---- Stored rows
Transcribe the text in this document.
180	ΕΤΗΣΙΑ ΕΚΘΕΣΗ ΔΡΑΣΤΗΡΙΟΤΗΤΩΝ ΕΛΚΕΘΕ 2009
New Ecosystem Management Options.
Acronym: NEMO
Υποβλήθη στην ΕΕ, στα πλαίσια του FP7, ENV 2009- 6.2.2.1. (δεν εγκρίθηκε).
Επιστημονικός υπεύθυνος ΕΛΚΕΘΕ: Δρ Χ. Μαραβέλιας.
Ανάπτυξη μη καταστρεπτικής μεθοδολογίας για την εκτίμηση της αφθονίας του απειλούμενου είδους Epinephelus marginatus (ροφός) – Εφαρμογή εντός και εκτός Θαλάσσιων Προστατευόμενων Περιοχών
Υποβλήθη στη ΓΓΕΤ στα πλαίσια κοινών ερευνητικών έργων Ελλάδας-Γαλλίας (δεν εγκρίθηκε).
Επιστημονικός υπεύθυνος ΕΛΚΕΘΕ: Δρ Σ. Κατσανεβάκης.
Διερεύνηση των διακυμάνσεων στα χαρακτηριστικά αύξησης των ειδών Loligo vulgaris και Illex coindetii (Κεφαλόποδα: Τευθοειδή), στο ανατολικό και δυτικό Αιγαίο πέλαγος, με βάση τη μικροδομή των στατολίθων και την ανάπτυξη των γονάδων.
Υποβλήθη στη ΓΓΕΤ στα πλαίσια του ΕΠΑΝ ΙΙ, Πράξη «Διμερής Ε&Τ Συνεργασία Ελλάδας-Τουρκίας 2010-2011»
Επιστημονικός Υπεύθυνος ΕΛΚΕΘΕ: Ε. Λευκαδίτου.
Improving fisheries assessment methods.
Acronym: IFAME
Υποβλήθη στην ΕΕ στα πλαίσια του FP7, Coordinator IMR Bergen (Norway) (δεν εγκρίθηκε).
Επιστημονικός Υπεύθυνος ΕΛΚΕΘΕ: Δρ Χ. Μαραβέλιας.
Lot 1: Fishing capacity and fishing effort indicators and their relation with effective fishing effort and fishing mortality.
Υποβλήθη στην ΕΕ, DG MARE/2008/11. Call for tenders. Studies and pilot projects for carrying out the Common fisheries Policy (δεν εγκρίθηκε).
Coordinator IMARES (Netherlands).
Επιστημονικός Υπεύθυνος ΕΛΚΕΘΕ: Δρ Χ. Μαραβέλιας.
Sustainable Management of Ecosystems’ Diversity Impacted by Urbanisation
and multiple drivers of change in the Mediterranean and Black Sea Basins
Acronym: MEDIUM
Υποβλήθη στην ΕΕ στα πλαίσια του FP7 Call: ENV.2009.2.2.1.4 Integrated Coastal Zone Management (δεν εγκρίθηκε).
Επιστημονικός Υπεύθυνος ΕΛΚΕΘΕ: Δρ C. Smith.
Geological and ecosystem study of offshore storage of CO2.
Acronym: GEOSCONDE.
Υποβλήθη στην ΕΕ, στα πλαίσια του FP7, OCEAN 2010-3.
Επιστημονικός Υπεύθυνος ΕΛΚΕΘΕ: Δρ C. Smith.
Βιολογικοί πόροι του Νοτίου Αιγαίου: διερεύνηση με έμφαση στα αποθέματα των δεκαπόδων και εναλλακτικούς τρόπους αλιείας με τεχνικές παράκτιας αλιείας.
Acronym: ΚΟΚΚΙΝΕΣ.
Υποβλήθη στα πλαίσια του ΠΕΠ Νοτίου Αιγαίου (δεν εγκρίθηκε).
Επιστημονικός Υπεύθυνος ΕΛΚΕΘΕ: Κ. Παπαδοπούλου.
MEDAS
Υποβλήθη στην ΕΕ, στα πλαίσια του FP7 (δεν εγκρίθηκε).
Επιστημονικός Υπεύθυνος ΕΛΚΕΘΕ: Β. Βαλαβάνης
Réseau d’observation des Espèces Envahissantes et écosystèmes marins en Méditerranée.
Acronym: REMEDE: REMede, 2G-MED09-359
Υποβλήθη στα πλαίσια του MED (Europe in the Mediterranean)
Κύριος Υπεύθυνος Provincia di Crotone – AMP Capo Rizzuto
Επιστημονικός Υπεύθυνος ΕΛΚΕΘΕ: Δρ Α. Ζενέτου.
--------
Exercise prompt>
Of the lines above, copy each that contains "fisheries".

Full response>
Improving fisheries assessment methods.
Υποβλήθη στην ΕΕ, DG MARE/2008/11. Call for tenders. Studies and pilot projects for carrying out the Common fisheries Policy (δεν εγκρίθηκε).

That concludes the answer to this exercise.